» **EXERCISE DETAILS**: Set every record down verbatim and omit the pictures.

<<<<

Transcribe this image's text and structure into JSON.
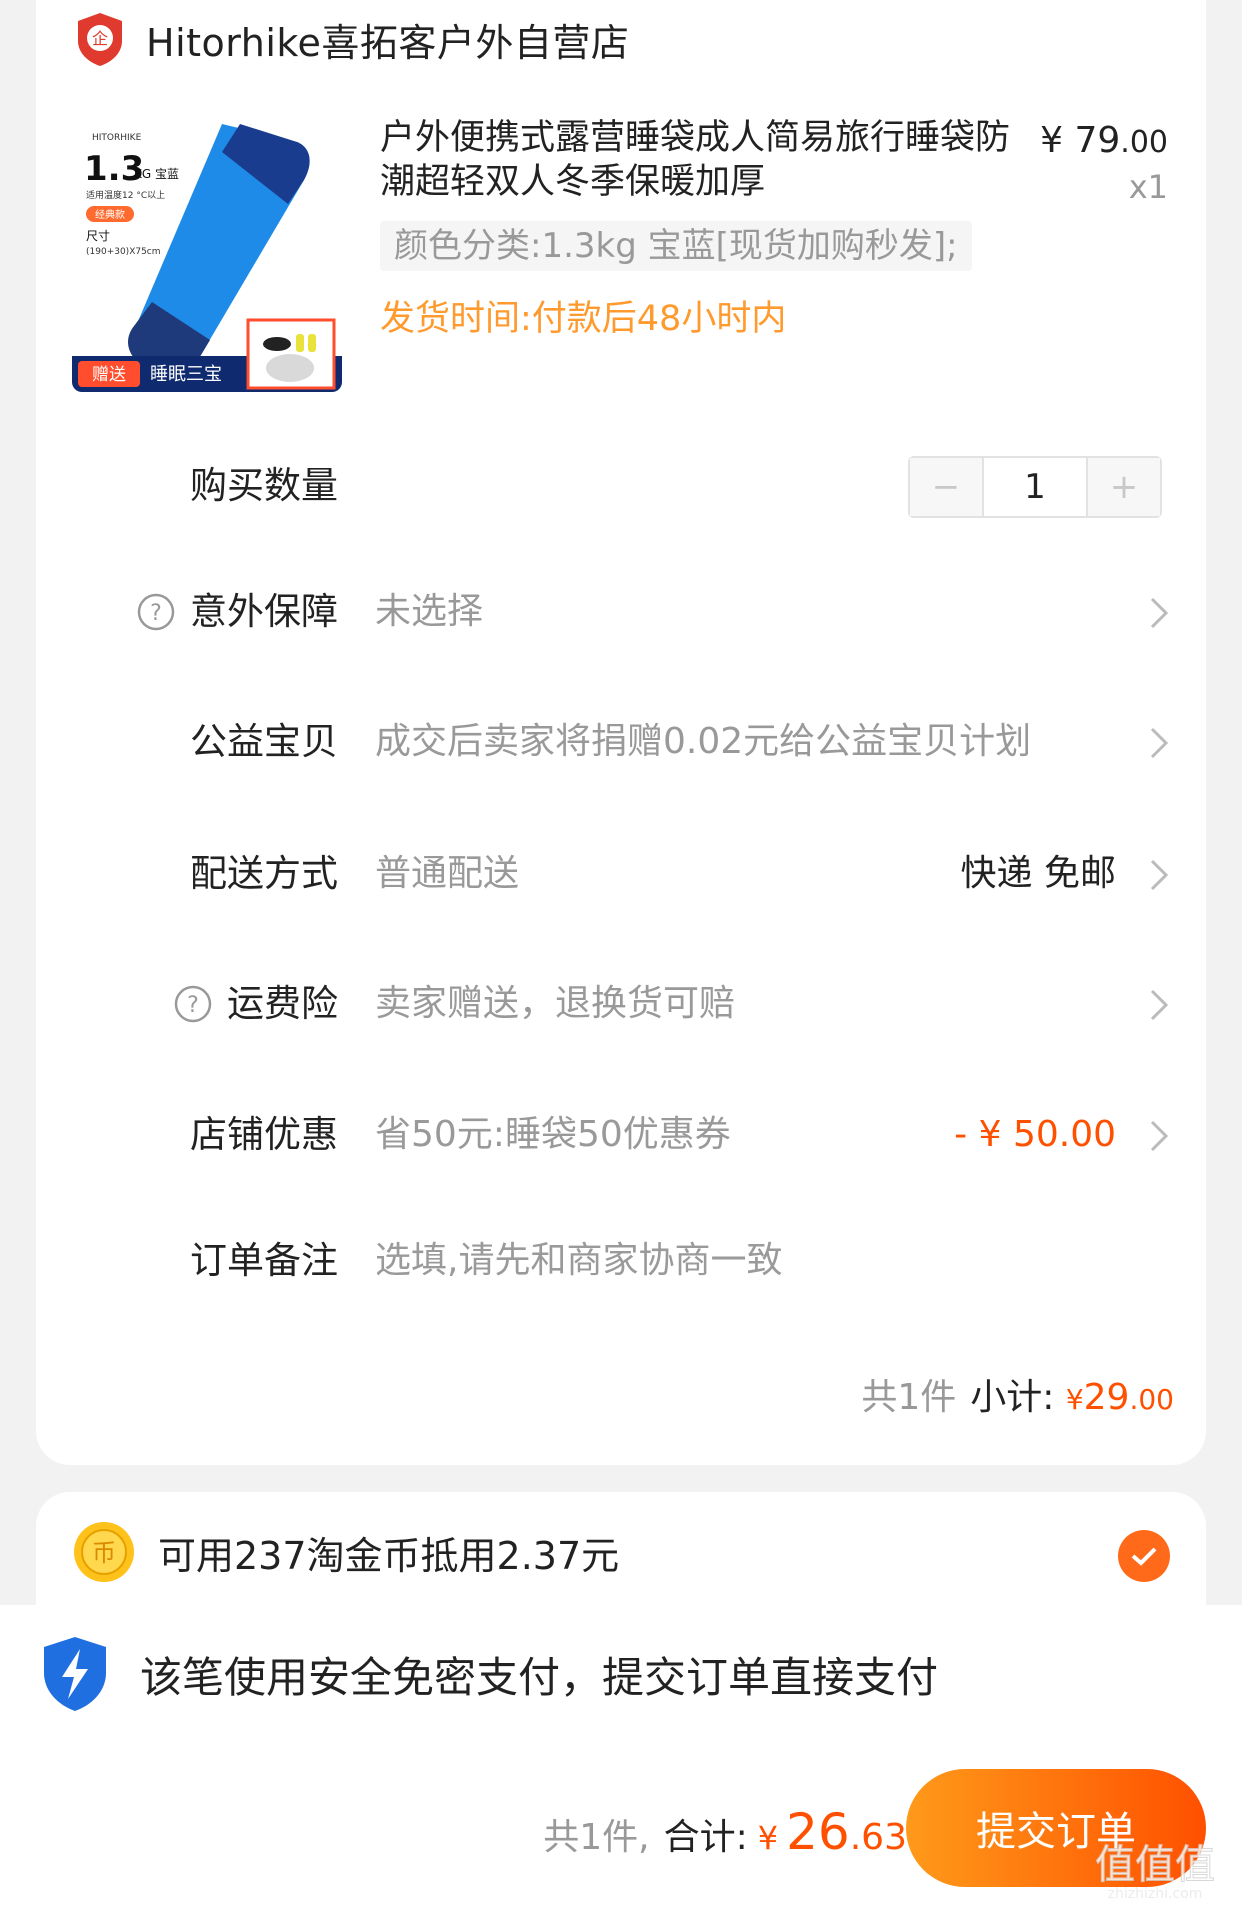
{
  "shop": {
    "name": "Hitorhike喜拓客户外自营店",
    "badge_icon": "enterprise-shield-icon"
  },
  "product": {
    "image": {
      "brand": "HITORHIKE",
      "weight": "1.3",
      "weight_unit": "KG 宝蓝",
      "temp": "适用温度12 °C以上",
      "tag": "经典款",
      "size_label": "尺寸",
      "size_value": "(190+30)X75cm",
      "promo_badge": "赠送",
      "promo_text": "睡眠三宝"
    },
    "title": "户外便携式露营睡袋成人简易旅行睡袋防潮超轻双人冬季保暖加厚",
    "price_yen": "¥",
    "price_int": "79",
    "price_cents": ".00",
    "quantity_label": "x1",
    "sku": "颜色分类:1.3kg 宝蓝[现货加购秒发];",
    "ship_time": "发货时间:付款后48小时内"
  },
  "rows": {
    "quantity": {
      "label": "购买数量",
      "value": "1",
      "minus": "−",
      "plus": "+"
    },
    "insurance": {
      "label": "意外保障",
      "value": "未选择"
    },
    "charity": {
      "label": "公益宝贝",
      "value": "成交后卖家将捐赠0.02元给公益宝贝计划"
    },
    "delivery": {
      "label": "配送方式",
      "value": "普通配送",
      "right": "快递 免邮"
    },
    "freight": {
      "label": "运费险",
      "value": "卖家赠送，退换货可赔"
    },
    "discount": {
      "label": "店铺优惠",
      "value": "省50元:睡袋50优惠券",
      "right": "- ¥ 50.00"
    },
    "note": {
      "label": "订单备注",
      "placeholder": "选填,请先和商家协商一致"
    }
  },
  "subtotal": {
    "count": "共1件",
    "label": "小计:",
    "yen": "¥",
    "int": "29",
    "cents": ".00"
  },
  "coins": {
    "text": "可用237淘金币抵用2.37元",
    "checked": true
  },
  "payment": {
    "secure_text": "该笔使用安全免密支付，提交订单直接支付",
    "count": "共1件,",
    "total_label": "合计:",
    "yen": "¥",
    "total_int": "26",
    "total_cents": ".63",
    "submit_label": "提交订单"
  },
  "watermark": {
    "text": "值值值",
    "domain": "zhizhizhi.com"
  },
  "colors": {
    "accent": "#ff5000",
    "ship_time": "#ff9a2e",
    "product_blue": "#1f8be8"
  }
}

>>>>

» **EXERCISE ANSWER**:
Transcribe this image's text and structure into JSON.
{
  "shop": {
    "name": "Hitorhike喜拓客户外自营店",
    "badge_icon": "enterprise-shield-icon"
  },
  "product": {
    "image": {
      "brand": "HITORHIKE",
      "weight": "1.3",
      "weight_unit": "KG 宝蓝",
      "temp": "适用温度12 °C以上",
      "tag": "经典款",
      "size_label": "尺寸",
      "size_value": "(190+30)X75cm",
      "promo_badge": "赠送",
      "promo_text": "睡眠三宝"
    },
    "title": "户外便携式露营睡袋成人简易旅行睡袋防潮超轻双人冬季保暖加厚",
    "price_yen": "¥",
    "price_int": "79",
    "price_cents": ".00",
    "quantity_label": "x1",
    "sku": "颜色分类:1.3kg 宝蓝[现货加购秒发];",
    "ship_time": "发货时间:付款后48小时内"
  },
  "rows": {
    "quantity": {
      "label": "购买数量",
      "value": "1",
      "minus": "−",
      "plus": "+"
    },
    "insurance": {
      "label": "意外保障",
      "value": "未选择"
    },
    "charity": {
      "label": "公益宝贝",
      "value": "成交后卖家将捐赠0.02元给公益宝贝计划"
    },
    "delivery": {
      "label": "配送方式",
      "value": "普通配送",
      "right": "快递 免邮"
    },
    "freight": {
      "label": "运费险",
      "value": "卖家赠送，退换货可赔"
    },
    "discount": {
      "label": "店铺优惠",
      "value": "省50元:睡袋50优惠券",
      "right": "- ¥ 50.00"
    },
    "note": {
      "label": "订单备注",
      "placeholder": "选填,请先和商家协商一致"
    }
  },
  "subtotal": {
    "count": "共1件",
    "label": "小计:",
    "yen": "¥",
    "int": "29",
    "cents": ".00"
  },
  "coins": {
    "text": "可用237淘金币抵用2.37元",
    "checked": true
  },
  "payment": {
    "secure_text": "该笔使用安全免密支付，提交订单直接支付",
    "count": "共1件,",
    "total_label": "合计:",
    "yen": "¥",
    "total_int": "26",
    "total_cents": ".63",
    "submit_label": "提交订单"
  },
  "watermark": {
    "text": "值值值",
    "domain": "zhizhizhi.com"
  },
  "colors": {
    "accent": "#ff5000",
    "ship_time": "#ff9a2e",
    "product_blue": "#1f8be8"
  }
}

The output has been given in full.